# WORK TO COMPLETE
Which lines in the records below contain the word "page"? Copy each one out.

[Stored dataset items]
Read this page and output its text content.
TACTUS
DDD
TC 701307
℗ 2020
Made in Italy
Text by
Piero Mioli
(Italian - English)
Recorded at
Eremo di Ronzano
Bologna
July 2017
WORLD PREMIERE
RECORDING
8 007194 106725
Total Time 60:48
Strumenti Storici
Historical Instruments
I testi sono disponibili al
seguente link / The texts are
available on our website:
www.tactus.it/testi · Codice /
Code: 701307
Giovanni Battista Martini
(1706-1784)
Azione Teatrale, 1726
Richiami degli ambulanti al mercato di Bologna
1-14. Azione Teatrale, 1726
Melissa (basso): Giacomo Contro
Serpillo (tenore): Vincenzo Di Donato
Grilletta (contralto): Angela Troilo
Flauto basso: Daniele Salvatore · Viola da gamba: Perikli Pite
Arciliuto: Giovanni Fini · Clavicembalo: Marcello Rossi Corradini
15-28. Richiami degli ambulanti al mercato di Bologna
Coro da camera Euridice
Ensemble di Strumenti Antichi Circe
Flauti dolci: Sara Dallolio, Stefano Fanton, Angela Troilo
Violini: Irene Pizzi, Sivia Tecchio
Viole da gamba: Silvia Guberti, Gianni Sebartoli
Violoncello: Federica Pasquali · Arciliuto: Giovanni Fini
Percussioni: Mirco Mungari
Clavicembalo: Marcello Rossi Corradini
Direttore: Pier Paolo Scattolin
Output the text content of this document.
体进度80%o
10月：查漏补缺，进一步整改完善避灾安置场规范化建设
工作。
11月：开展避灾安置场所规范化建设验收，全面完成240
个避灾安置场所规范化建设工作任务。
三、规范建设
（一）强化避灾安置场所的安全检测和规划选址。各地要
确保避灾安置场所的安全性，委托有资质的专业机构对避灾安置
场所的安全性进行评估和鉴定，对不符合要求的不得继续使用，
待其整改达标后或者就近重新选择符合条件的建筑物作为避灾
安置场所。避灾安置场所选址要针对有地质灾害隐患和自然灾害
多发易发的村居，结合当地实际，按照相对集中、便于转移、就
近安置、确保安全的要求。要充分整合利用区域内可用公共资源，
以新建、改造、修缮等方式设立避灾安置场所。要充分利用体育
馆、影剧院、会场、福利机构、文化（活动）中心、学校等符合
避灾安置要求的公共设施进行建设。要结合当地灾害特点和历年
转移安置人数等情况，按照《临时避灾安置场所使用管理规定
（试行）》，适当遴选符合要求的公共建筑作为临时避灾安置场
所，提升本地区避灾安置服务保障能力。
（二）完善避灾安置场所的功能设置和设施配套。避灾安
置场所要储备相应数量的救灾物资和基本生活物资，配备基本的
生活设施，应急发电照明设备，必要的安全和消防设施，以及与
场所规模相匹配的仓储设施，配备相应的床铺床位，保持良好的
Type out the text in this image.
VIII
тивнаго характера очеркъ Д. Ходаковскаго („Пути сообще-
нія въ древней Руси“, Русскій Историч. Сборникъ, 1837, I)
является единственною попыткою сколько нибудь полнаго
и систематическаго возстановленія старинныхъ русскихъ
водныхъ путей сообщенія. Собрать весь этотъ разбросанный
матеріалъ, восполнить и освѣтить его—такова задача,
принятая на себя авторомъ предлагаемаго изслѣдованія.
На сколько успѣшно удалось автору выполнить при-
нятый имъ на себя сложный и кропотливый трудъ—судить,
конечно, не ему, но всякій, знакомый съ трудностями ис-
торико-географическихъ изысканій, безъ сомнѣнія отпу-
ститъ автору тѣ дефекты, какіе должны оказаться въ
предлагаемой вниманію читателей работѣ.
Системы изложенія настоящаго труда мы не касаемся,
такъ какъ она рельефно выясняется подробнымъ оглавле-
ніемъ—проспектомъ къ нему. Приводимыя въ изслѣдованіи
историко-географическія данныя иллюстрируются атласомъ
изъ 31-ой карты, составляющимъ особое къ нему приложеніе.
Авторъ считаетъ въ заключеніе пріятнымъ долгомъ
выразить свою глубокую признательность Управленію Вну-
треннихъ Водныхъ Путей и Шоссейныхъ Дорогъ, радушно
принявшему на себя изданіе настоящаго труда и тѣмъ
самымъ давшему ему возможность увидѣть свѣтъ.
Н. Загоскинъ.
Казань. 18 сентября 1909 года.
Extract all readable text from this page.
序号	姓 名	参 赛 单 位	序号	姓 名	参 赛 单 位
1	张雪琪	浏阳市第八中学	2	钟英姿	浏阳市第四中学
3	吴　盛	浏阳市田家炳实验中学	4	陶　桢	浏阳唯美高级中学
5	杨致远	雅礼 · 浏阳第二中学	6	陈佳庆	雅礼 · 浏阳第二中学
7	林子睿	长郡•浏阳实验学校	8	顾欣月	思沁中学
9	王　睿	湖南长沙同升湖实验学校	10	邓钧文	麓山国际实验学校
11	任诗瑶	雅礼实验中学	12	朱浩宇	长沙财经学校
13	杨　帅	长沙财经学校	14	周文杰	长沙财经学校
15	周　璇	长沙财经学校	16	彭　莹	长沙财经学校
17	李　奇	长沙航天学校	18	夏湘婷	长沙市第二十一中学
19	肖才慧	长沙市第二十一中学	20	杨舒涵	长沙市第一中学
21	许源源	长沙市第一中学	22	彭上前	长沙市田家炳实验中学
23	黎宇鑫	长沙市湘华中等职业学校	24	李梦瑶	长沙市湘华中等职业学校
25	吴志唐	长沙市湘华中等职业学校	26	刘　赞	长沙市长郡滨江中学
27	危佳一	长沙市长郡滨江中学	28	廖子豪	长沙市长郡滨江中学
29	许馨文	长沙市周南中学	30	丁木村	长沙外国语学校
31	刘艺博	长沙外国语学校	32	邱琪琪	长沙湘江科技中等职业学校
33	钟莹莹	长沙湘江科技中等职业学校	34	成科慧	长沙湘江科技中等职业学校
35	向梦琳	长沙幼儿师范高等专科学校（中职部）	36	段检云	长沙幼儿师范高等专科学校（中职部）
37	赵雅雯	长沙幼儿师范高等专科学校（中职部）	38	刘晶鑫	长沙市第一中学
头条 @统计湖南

# ANSWER TO THIS EXERCISE
Read this page and output its text content.
Extract all readable text from this page.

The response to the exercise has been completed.